* Start Provided data *
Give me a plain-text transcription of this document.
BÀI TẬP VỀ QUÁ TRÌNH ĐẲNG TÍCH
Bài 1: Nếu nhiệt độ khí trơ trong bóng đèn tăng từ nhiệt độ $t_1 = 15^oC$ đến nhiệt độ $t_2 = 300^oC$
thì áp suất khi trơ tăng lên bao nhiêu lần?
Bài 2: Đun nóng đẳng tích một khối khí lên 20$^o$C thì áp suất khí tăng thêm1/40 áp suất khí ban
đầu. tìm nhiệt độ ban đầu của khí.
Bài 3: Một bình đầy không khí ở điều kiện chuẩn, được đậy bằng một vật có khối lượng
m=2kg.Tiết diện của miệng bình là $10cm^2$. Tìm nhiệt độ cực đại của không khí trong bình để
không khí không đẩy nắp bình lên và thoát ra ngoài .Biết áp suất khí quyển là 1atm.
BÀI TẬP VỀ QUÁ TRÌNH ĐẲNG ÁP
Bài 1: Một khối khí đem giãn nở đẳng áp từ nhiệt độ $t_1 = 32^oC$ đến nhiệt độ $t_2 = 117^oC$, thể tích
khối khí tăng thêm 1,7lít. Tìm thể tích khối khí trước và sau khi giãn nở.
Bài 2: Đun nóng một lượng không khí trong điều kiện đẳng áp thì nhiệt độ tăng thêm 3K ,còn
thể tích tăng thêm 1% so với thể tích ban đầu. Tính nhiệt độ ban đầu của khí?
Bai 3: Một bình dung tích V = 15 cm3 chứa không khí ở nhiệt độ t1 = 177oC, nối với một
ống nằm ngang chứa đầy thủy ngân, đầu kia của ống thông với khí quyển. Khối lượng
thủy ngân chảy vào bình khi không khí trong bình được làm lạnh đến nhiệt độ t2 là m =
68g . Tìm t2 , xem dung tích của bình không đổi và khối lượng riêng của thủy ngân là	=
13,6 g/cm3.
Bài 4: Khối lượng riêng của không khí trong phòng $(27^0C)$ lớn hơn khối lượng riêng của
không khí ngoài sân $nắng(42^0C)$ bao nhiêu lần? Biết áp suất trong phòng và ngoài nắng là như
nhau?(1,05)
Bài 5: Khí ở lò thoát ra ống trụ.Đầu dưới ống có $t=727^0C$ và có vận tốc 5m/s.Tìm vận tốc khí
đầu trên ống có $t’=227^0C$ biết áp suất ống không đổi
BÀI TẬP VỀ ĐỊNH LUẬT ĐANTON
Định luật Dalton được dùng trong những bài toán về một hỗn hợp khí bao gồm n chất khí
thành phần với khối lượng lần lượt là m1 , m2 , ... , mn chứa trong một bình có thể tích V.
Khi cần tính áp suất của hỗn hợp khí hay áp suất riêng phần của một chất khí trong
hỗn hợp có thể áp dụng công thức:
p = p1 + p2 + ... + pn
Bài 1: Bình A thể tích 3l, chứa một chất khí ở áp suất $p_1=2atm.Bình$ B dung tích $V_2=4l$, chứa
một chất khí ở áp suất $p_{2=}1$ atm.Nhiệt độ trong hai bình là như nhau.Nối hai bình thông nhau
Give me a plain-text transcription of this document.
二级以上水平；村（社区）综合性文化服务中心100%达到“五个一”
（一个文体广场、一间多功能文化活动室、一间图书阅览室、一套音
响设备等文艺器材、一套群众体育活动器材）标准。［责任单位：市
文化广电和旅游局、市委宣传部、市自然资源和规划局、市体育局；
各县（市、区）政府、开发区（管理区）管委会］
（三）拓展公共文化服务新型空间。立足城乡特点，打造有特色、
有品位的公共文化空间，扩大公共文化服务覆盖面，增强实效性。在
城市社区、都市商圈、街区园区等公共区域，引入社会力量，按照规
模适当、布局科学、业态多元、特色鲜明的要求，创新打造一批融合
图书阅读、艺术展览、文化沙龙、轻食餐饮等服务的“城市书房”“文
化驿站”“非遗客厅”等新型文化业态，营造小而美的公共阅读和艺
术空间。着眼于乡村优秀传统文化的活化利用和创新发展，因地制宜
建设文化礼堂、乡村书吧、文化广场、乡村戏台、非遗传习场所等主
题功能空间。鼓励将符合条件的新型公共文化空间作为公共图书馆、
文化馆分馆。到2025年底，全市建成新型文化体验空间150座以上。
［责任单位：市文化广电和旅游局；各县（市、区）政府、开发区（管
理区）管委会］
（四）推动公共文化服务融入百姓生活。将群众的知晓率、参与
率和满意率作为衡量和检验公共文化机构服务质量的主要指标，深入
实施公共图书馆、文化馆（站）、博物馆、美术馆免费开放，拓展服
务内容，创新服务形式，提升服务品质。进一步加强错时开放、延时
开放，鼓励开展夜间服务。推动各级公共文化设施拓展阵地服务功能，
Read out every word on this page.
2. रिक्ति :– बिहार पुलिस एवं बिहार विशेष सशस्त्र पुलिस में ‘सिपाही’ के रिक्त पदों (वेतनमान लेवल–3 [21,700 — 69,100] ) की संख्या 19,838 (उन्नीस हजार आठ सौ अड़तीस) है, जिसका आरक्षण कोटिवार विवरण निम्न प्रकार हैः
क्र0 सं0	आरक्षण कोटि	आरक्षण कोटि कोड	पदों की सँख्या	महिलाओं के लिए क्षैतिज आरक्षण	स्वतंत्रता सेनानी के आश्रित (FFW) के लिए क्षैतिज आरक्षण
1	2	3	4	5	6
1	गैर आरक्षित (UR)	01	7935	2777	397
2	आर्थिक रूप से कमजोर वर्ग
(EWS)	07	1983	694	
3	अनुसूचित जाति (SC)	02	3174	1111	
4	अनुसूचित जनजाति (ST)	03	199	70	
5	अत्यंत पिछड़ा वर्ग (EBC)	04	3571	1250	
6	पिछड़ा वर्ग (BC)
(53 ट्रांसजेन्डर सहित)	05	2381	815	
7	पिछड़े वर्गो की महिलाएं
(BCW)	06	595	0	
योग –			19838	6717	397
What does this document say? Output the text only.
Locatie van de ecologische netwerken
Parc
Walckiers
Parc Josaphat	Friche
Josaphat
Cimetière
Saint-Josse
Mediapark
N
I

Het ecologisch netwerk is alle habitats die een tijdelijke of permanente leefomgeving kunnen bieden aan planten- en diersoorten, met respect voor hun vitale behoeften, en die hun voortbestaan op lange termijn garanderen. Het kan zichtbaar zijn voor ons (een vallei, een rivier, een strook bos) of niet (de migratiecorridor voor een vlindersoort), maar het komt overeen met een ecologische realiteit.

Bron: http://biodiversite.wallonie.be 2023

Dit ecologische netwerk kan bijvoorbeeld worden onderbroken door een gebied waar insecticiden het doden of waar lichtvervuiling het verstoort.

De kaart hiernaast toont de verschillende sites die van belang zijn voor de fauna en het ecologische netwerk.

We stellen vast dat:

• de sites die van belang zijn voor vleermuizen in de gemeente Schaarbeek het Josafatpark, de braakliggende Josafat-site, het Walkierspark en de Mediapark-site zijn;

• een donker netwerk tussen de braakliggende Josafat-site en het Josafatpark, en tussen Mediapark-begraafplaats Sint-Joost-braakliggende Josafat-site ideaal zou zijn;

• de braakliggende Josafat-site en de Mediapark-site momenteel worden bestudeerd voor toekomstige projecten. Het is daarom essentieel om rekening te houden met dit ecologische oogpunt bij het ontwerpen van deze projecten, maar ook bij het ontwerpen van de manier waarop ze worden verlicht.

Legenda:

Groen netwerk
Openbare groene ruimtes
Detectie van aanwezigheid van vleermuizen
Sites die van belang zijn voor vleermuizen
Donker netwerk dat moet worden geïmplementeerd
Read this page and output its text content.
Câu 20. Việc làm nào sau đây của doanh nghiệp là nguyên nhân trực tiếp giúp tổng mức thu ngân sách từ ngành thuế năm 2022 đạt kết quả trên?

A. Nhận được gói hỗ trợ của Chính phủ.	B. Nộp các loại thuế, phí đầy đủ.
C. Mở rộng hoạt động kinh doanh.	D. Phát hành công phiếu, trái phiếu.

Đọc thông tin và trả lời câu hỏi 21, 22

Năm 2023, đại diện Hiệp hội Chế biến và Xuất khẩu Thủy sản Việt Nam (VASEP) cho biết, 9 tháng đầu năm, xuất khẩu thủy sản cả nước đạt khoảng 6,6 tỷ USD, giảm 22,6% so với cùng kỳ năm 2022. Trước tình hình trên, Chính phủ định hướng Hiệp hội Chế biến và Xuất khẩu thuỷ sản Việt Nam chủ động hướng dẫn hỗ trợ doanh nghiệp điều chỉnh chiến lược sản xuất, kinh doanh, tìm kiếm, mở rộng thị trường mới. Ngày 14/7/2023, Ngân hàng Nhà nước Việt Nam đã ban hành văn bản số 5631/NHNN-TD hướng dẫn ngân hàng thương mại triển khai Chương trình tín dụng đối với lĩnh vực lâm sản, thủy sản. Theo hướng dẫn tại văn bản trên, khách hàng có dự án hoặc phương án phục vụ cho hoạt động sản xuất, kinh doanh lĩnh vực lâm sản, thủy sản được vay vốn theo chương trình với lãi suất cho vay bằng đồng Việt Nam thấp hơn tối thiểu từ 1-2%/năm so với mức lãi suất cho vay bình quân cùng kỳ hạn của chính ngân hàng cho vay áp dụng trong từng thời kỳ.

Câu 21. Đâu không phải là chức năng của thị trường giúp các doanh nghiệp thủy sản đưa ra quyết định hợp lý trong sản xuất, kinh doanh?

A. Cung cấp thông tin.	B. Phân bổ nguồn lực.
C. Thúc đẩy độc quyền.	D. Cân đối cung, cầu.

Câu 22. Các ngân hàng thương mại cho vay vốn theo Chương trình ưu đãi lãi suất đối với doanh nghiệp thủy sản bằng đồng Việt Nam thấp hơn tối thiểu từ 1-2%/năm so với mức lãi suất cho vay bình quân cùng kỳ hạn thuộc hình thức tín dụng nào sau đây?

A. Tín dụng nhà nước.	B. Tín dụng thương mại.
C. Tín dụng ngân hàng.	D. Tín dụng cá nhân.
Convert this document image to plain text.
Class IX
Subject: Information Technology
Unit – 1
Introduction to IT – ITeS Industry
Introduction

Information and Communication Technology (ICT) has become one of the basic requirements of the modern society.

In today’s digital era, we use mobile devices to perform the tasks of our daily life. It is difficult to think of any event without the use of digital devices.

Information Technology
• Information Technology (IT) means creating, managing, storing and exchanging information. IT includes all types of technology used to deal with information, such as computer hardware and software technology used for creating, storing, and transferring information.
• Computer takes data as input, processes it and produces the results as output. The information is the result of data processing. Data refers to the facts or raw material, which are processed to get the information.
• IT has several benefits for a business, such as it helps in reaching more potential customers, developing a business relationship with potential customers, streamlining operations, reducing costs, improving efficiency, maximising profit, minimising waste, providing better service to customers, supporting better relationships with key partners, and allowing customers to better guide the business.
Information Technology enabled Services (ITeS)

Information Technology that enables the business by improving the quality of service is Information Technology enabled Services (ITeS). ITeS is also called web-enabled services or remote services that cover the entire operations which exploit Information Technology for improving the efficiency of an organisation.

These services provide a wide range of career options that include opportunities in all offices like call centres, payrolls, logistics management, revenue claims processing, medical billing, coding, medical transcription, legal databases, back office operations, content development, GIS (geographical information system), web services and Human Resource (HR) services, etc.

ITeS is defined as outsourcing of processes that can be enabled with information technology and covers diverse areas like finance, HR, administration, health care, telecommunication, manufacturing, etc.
* End Provided data *
# Exercise instructions:
Find all lines with "ngân" in them and copy each one.

# Result below:
ống nằm ngang chứa đầy thủy ngân, đầu kia của ống thông với khí quyển. Khối lượng
thủy ngân chảy vào bình khi không khí trong bình được làm lạnh đến nhiệt độ t2 là m =
68g . Tìm t2 , xem dung tích của bình không đổi và khối lượng riêng của thủy ngân là	=
Câu 20. Việc làm nào sau đây của doanh nghiệp là nguyên nhân trực tiếp giúp tổng mức thu ngân sách từ ngành thuế năm 2022 đạt kết quả trên?
Năm 2023, đại diện Hiệp hội Chế biến và Xuất khẩu Thủy sản Việt Nam (VASEP) cho biết, 9 tháng đầu năm, xuất khẩu thủy sản cả nước đạt khoảng 6,6 tỷ USD, giảm 22,6% so với cùng kỳ năm 2022. Trước tình hình trên, Chính phủ định hướng Hiệp hội Chế biến và Xuất khẩu thuỷ sản Việt Nam chủ động hướng dẫn hỗ trợ doanh nghiệp điều chỉnh chiến lược sản xuất, kinh doanh, tìm kiếm, mở rộng thị trường mới. Ngày 14/7/2023, Ngân hàng Nhà nước Việt Nam đã ban hành văn bản số 5631/NHNN-TD hướng dẫn ngân hàng thương mại triển khai Chương trình tín dụng đối với lĩnh vực lâm sản, thủy sản. Theo hướng dẫn tại văn bản trên, khách hàng có dự án hoặc phương án phục vụ cho hoạt động sản xuất, kinh doanh lĩnh vực lâm sản, thủy sản được vay vốn theo chương trình với lãi suất cho vay bằng đồng Việt Nam thấp hơn tối thiểu từ 1-2%/năm so với mức lãi suất cho vay bình quân cùng kỳ hạn của chính ngân hàng cho vay áp dụng trong từng thời kỳ.
Câu 22. Các ngân hàng thương mại cho vay vốn theo Chương trình ưu đãi lãi suất đối với doanh nghiệp thủy sản bằng đồng Việt Nam thấp hơn tối thiểu từ 1-2%/năm so với mức lãi suất cho vay bình quân cùng kỳ hạn thuộc hình thức tín dụng nào sau đây?
C. Tín dụng ngân hàng.	D. Tín dụng cá nhân.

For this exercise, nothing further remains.